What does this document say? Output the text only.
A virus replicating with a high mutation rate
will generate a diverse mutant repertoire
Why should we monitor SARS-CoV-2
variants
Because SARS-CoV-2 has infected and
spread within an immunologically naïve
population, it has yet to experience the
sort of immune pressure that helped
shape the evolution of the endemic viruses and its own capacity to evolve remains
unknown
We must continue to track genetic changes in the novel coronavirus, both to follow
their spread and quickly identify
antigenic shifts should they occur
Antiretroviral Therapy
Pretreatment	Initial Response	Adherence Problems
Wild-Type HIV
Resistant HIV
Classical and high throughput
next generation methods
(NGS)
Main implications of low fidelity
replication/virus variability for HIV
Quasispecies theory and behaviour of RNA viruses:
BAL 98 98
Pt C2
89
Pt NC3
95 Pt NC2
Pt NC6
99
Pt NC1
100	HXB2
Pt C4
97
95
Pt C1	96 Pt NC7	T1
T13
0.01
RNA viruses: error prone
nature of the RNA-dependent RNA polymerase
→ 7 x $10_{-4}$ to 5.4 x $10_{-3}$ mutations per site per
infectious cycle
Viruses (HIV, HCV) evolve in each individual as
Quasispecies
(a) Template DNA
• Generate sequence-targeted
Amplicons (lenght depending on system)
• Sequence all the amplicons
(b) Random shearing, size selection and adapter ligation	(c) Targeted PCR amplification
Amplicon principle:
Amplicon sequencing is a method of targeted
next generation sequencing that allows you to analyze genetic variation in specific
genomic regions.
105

━━━━━━━━━━━━━━━━━━━━━━━━━━━━━━

Task prompt | Repeat each record verbatim.

Exercise result |
What does this document say? Output the text only.
A virus replicating with a high mutation rate
will generate a diverse mutant repertoire
Why should we monitor SARS-CoV-2
variants
Because SARS-CoV-2 has infected and
spread within an immunologically naïve
population, it has yet to experience the
sort of immune pressure that helped
shape the evolution of the endemic viruses and its own capacity to evolve remains
unknown
We must continue to track genetic changes in the novel coronavirus, both to follow
their spread and quickly identify
antigenic shifts should they occur
Antiretroviral Therapy
Pretreatment	Initial Response	Adherence Problems
Wild-Type HIV
Resistant HIV
Classical and high throughput
next generation methods
(NGS)
Main implications of low fidelity
replication/virus variability for HIV
Quasispecies theory and behaviour of RNA viruses:
BAL 98 98
Pt C2
89
Pt NC3
95 Pt NC2
Pt NC6
99
Pt NC1
100	HXB2
Pt C4
97
95
Pt C1	96 Pt NC7	T1
T13
0.01
RNA viruses: error prone
nature of the RNA-dependent RNA polymerase
→ 7 x $10_{-4}$ to 5.4 x $10_{-3}$ mutations per site per
infectious cycle
Viruses (HIV, HCV) evolve in each individual as
Quasispecies
(a) Template DNA
• Generate sequence-targeted
Amplicons (lenght depending on system)
• Sequence all the amplicons
(b) Random shearing, size selection and adapter ligation	(c) Targeted PCR amplification
Amplicon principle:
Amplicon sequencing is a method of targeted
next generation sequencing that allows you to analyze genetic variation in specific
genomic regions.
105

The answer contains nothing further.